- [Exercise details]:
Pick out all lines in the listing holding the string "human" and copy them.

───── Data to use

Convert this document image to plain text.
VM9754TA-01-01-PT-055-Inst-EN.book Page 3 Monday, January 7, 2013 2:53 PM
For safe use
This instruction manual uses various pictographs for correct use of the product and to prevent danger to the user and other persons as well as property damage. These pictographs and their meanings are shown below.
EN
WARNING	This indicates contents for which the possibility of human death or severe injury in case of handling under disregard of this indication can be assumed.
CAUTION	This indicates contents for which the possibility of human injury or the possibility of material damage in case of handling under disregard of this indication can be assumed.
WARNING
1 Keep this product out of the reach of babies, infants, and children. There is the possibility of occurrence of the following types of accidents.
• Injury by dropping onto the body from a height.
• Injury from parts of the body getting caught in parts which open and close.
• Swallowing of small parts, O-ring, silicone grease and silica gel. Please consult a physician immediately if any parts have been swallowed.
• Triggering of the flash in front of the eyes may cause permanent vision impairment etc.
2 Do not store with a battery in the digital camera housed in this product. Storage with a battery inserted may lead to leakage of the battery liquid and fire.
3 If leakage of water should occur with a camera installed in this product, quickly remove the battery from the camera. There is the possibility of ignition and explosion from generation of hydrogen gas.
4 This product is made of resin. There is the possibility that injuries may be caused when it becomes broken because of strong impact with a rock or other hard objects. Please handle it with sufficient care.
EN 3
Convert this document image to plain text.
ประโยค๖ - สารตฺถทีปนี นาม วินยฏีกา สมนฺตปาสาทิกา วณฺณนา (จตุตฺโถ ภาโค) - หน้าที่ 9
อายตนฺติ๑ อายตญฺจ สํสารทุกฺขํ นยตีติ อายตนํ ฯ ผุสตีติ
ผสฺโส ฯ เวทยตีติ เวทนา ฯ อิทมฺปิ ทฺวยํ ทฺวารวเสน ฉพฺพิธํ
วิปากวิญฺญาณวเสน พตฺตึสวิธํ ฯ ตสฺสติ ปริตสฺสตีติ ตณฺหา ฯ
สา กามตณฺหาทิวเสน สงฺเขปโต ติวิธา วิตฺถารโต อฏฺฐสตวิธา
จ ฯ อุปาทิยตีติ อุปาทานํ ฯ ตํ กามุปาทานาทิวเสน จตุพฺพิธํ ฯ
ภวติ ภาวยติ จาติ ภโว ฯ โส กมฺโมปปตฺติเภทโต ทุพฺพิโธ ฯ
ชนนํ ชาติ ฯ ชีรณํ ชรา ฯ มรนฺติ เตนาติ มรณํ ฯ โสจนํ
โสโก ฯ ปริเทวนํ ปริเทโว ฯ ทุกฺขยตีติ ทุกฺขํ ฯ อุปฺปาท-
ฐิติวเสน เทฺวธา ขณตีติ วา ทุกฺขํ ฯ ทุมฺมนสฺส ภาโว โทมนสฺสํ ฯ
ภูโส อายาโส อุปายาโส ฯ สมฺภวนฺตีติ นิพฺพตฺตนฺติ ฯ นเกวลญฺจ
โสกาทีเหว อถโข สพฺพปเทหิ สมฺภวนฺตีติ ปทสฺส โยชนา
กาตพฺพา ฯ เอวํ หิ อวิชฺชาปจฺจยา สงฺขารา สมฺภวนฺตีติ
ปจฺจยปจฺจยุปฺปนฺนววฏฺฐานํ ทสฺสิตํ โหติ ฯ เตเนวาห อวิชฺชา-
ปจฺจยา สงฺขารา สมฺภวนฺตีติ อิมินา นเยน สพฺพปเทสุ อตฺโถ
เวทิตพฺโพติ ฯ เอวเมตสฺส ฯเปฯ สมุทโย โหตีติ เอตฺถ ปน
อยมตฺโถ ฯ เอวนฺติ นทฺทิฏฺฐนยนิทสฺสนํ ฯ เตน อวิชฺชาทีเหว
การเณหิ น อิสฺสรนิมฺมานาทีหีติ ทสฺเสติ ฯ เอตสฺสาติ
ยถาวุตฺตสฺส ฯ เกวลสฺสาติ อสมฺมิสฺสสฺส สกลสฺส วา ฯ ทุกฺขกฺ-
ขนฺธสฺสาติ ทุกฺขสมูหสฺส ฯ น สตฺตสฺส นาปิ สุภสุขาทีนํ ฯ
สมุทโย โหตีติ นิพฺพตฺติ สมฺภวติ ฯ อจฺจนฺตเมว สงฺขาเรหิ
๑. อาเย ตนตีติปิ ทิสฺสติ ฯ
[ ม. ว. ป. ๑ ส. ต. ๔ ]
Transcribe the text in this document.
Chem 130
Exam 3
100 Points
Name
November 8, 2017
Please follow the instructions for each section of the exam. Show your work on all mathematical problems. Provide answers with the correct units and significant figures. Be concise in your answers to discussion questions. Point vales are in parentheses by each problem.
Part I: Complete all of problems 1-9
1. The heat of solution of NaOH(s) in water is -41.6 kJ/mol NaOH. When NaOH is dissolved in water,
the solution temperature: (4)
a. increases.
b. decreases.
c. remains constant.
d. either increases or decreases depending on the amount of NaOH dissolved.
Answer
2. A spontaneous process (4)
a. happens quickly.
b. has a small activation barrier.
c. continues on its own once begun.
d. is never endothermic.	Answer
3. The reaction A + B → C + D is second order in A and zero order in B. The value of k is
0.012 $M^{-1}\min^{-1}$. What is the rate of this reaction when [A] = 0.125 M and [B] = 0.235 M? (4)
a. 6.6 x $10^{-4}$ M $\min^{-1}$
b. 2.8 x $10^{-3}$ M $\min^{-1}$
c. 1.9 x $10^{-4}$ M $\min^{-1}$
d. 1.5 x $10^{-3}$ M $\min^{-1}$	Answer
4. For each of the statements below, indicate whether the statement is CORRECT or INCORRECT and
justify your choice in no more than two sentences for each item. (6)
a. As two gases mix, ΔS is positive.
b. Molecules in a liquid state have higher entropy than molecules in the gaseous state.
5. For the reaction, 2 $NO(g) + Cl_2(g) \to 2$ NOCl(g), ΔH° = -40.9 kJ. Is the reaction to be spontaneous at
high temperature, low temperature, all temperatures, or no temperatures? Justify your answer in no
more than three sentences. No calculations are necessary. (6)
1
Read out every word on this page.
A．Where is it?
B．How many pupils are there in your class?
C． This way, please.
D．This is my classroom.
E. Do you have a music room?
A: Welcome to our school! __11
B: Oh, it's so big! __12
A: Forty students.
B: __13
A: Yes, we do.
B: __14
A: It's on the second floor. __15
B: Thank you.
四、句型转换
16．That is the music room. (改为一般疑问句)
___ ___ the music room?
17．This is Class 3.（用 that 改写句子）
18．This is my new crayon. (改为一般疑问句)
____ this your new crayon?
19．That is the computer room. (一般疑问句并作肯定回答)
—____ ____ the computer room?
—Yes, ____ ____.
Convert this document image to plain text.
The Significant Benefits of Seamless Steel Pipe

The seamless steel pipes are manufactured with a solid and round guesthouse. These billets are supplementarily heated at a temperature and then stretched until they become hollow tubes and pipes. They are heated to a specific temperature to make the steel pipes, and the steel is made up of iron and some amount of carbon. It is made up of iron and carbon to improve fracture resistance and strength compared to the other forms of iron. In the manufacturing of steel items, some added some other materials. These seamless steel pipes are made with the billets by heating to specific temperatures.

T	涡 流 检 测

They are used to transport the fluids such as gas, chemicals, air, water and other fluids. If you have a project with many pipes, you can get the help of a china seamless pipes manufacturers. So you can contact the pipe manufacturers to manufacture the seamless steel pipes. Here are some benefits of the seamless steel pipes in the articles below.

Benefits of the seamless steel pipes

──────────

- [The solution]:
WARNING	This indicates contents for which the possibility of human death or severe injury in case of handling under disregard of this indication can be assumed.
CAUTION	This indicates contents for which the possibility of human injury or the possibility of material damage in case of handling under disregard of this indication can be assumed.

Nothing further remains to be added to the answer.